[Figure data in JSON]
------------------------------

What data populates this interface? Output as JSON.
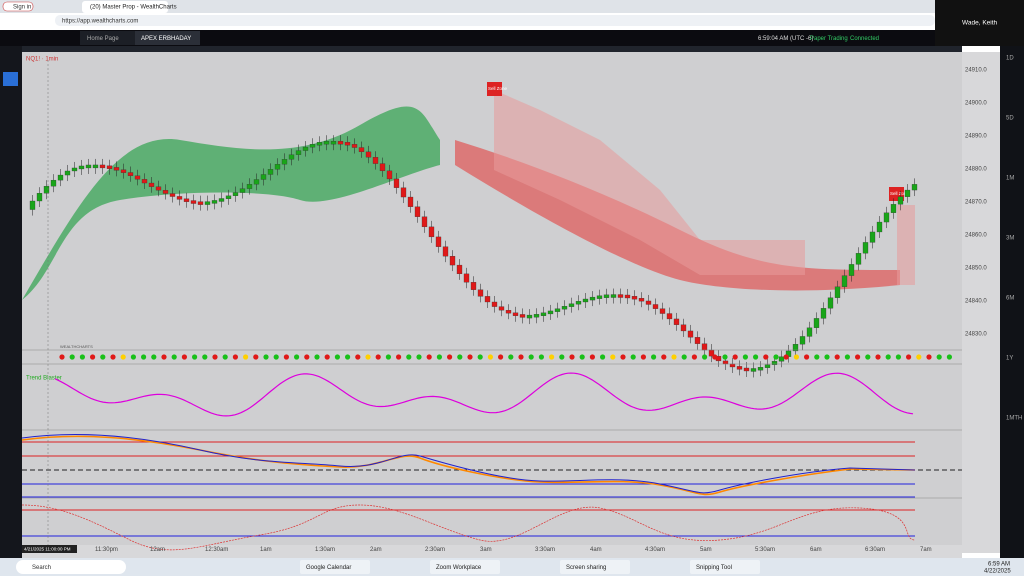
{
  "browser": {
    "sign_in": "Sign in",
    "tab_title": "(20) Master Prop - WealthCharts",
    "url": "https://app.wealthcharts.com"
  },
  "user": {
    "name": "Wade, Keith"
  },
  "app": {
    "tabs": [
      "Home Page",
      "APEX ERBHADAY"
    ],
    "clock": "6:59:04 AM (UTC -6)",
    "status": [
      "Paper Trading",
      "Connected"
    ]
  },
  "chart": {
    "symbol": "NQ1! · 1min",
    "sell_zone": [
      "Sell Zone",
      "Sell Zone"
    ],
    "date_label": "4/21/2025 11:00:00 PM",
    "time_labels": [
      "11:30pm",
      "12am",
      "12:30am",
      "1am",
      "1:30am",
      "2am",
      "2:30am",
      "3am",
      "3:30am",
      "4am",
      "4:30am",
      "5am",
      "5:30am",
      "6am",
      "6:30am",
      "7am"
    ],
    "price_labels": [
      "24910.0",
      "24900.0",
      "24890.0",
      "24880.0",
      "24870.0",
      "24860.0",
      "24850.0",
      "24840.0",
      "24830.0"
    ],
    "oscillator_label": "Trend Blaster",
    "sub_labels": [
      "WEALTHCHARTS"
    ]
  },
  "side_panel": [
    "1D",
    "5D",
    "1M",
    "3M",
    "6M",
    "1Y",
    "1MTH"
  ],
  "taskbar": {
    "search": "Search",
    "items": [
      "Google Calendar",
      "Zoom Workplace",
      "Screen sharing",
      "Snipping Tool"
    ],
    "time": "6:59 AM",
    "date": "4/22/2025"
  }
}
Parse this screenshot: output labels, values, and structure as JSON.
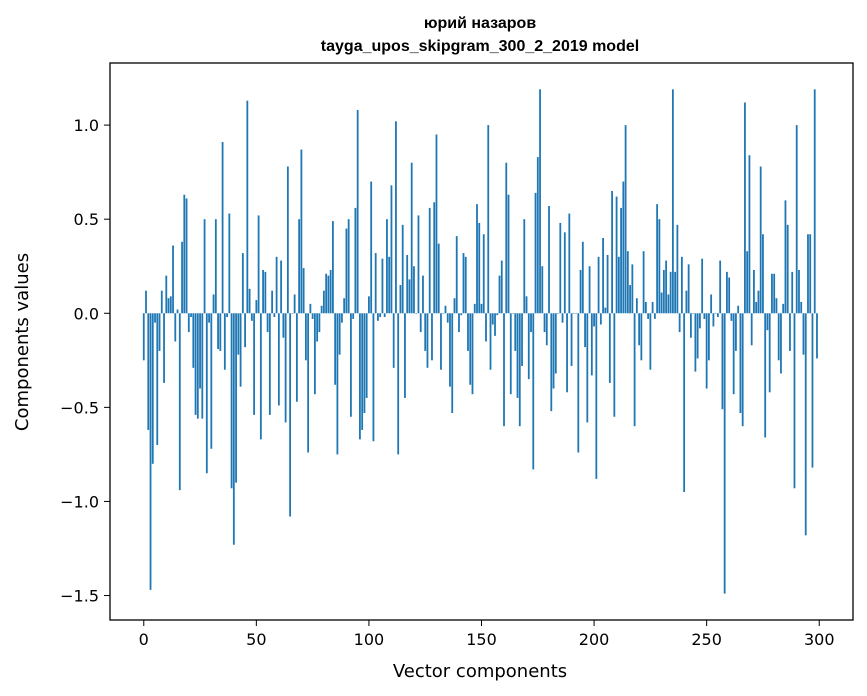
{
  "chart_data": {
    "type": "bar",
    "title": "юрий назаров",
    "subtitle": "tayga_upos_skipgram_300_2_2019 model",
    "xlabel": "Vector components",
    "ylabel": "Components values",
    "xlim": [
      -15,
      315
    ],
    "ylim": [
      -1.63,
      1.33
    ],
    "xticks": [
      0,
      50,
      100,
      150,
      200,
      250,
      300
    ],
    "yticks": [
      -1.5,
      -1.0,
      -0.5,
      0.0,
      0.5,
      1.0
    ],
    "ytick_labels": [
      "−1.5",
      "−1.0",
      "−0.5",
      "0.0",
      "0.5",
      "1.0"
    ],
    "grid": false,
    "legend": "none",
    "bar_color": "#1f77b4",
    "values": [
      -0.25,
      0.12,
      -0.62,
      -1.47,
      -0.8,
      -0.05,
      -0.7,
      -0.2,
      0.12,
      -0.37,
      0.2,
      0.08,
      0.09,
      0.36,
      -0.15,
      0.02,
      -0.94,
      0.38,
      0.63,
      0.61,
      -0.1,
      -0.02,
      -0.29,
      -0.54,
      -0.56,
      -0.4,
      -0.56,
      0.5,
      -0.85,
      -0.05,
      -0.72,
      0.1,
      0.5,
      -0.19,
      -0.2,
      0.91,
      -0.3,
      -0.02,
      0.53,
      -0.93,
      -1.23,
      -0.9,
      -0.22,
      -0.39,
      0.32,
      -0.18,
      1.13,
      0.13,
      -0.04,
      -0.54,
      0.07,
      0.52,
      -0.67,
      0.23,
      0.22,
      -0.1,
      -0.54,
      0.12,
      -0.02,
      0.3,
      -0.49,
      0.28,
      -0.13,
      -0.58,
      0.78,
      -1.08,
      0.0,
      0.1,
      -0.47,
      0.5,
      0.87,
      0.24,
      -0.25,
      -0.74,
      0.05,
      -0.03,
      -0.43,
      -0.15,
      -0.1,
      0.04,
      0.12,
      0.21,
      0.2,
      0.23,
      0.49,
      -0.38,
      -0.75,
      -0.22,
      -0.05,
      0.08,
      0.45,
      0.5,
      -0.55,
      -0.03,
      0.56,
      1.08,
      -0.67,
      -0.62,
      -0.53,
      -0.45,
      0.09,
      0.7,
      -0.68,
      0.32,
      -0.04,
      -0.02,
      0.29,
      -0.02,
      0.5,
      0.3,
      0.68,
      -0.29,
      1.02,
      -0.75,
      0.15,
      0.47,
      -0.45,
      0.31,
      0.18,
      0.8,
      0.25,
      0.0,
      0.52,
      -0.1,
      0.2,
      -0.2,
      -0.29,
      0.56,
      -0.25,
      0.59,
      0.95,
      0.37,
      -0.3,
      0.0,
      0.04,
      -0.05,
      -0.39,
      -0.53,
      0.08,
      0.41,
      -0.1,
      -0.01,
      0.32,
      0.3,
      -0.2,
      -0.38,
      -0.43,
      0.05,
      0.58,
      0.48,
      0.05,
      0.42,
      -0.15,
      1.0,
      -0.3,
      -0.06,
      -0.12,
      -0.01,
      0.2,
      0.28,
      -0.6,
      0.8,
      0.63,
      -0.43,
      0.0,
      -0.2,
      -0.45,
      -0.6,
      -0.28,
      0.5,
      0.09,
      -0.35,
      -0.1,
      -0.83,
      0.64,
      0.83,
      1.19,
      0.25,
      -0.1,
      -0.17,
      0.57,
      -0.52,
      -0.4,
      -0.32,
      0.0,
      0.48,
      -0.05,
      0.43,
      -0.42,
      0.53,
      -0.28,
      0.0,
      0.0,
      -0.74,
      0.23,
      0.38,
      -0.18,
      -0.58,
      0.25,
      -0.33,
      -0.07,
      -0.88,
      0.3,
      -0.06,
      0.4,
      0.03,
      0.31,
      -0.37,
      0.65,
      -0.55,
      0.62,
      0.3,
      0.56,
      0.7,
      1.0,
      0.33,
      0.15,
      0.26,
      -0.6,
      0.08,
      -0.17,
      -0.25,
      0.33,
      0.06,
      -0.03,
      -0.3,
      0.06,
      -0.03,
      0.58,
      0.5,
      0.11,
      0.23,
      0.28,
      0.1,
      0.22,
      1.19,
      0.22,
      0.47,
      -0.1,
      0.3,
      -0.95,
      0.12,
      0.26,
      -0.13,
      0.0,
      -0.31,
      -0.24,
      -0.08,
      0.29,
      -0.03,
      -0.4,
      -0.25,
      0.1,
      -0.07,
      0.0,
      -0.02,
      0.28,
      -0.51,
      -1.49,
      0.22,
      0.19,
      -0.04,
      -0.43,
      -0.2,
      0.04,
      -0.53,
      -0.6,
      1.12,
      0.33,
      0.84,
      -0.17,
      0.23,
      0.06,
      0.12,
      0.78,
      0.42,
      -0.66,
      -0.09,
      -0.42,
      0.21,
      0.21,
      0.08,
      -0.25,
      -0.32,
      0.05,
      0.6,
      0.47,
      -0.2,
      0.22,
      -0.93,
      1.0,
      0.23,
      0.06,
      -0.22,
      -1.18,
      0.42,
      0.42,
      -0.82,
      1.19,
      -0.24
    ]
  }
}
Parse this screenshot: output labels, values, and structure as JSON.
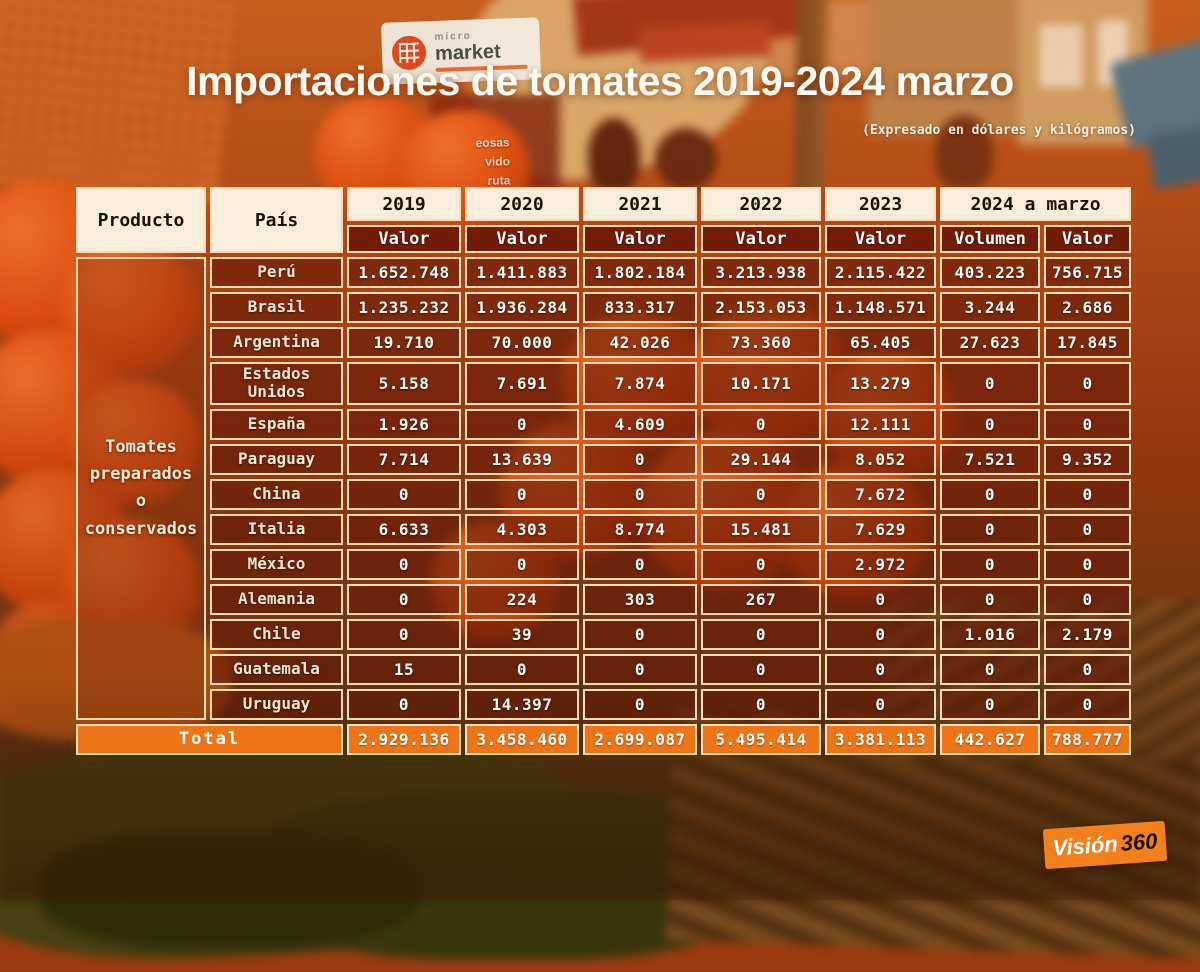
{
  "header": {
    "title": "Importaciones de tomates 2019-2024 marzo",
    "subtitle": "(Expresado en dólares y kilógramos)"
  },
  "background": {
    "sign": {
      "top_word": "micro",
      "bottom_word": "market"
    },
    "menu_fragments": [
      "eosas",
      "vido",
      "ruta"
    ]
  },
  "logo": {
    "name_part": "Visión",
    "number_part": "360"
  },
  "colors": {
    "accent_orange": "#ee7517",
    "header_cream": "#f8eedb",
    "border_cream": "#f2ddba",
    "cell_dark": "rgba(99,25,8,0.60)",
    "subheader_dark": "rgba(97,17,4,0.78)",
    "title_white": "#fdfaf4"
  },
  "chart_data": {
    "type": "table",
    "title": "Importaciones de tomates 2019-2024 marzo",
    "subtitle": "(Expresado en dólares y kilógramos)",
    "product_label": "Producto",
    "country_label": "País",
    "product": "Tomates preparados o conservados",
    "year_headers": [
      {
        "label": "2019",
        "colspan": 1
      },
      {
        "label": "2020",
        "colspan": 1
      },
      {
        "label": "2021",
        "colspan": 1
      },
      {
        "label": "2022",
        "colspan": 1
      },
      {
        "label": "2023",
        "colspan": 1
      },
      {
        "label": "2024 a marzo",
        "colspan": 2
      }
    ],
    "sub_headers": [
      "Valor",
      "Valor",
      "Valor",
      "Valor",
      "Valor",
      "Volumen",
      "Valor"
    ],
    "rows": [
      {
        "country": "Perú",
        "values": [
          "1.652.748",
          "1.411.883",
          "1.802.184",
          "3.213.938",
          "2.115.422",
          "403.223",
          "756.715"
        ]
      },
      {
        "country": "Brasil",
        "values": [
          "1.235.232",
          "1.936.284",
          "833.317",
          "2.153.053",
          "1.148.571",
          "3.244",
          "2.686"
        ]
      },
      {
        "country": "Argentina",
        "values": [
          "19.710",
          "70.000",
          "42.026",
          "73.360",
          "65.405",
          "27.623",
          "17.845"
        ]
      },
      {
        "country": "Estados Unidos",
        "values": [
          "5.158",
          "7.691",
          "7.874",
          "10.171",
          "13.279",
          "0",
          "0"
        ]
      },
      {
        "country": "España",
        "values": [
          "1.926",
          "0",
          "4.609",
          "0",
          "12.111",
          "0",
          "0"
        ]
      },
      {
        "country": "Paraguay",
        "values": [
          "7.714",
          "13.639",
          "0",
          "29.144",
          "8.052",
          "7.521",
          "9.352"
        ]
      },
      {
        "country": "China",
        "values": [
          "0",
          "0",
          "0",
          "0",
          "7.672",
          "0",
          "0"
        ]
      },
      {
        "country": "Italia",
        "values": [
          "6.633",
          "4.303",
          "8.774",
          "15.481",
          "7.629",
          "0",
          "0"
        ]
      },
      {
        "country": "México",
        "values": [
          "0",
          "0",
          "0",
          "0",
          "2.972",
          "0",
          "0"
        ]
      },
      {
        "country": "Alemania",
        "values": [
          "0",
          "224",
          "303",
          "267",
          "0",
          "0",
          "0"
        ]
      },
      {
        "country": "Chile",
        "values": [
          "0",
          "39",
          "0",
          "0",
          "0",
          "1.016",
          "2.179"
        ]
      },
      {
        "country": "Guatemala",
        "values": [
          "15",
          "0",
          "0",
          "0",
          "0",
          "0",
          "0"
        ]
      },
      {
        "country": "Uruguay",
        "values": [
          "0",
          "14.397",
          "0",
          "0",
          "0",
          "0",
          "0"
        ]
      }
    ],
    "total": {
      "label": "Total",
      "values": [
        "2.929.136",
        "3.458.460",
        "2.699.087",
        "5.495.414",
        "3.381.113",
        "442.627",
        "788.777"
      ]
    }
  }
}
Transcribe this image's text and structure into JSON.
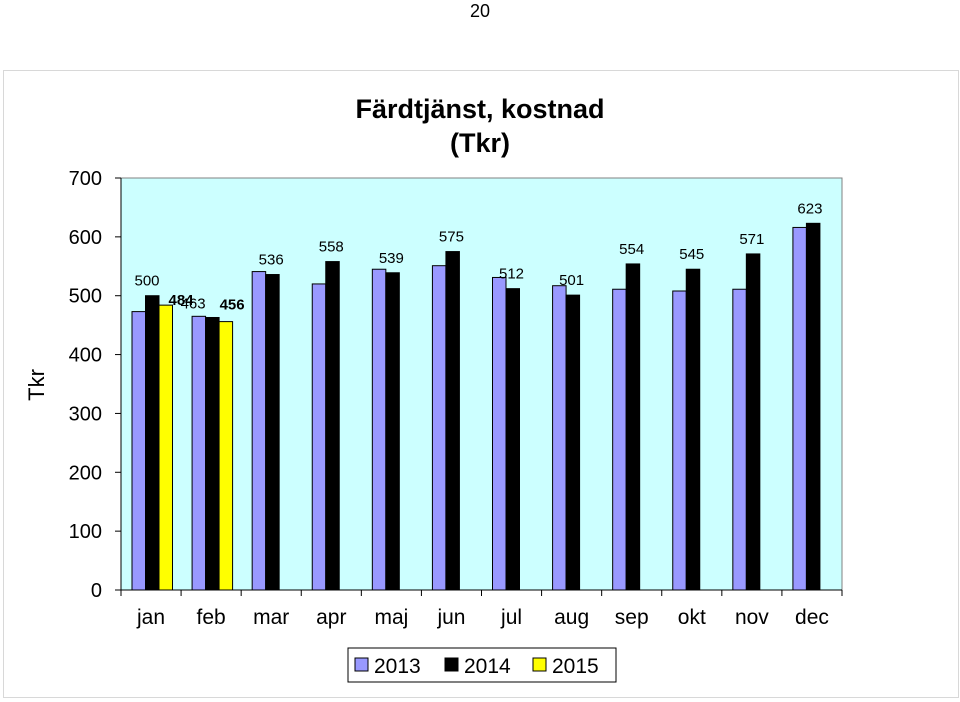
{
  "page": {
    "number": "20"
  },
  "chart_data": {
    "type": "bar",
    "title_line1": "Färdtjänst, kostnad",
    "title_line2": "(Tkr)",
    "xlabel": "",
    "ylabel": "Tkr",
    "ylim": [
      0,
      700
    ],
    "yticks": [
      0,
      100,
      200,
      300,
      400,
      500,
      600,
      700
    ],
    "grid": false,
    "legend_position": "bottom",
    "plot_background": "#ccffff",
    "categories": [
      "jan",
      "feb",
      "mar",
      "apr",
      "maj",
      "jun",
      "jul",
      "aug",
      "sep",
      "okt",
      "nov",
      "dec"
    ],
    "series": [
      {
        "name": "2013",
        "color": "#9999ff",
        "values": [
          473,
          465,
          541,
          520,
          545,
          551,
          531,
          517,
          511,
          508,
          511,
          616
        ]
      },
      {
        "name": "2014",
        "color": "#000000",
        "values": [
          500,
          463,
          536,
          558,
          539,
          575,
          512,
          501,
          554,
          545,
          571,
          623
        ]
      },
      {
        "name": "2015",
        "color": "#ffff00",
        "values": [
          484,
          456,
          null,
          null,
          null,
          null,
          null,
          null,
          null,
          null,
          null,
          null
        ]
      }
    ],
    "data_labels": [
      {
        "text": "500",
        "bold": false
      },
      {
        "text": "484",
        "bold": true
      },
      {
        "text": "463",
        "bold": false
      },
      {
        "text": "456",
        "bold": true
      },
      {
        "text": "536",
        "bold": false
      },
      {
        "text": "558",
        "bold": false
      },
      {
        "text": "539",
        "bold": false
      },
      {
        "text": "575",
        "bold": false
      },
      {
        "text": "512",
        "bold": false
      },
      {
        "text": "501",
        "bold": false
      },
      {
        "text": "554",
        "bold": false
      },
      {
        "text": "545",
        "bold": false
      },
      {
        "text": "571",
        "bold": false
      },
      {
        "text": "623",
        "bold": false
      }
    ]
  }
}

------------------------------

• _DIRECTION_
Using the records given above, list every line that includes the word "kilógramos".

• _FINISHED ANSWER_
    "subtitle": "(Expresado en dólares y kilógramos)"
    "subtitle": "(Expresado en dólares y kilógramos)",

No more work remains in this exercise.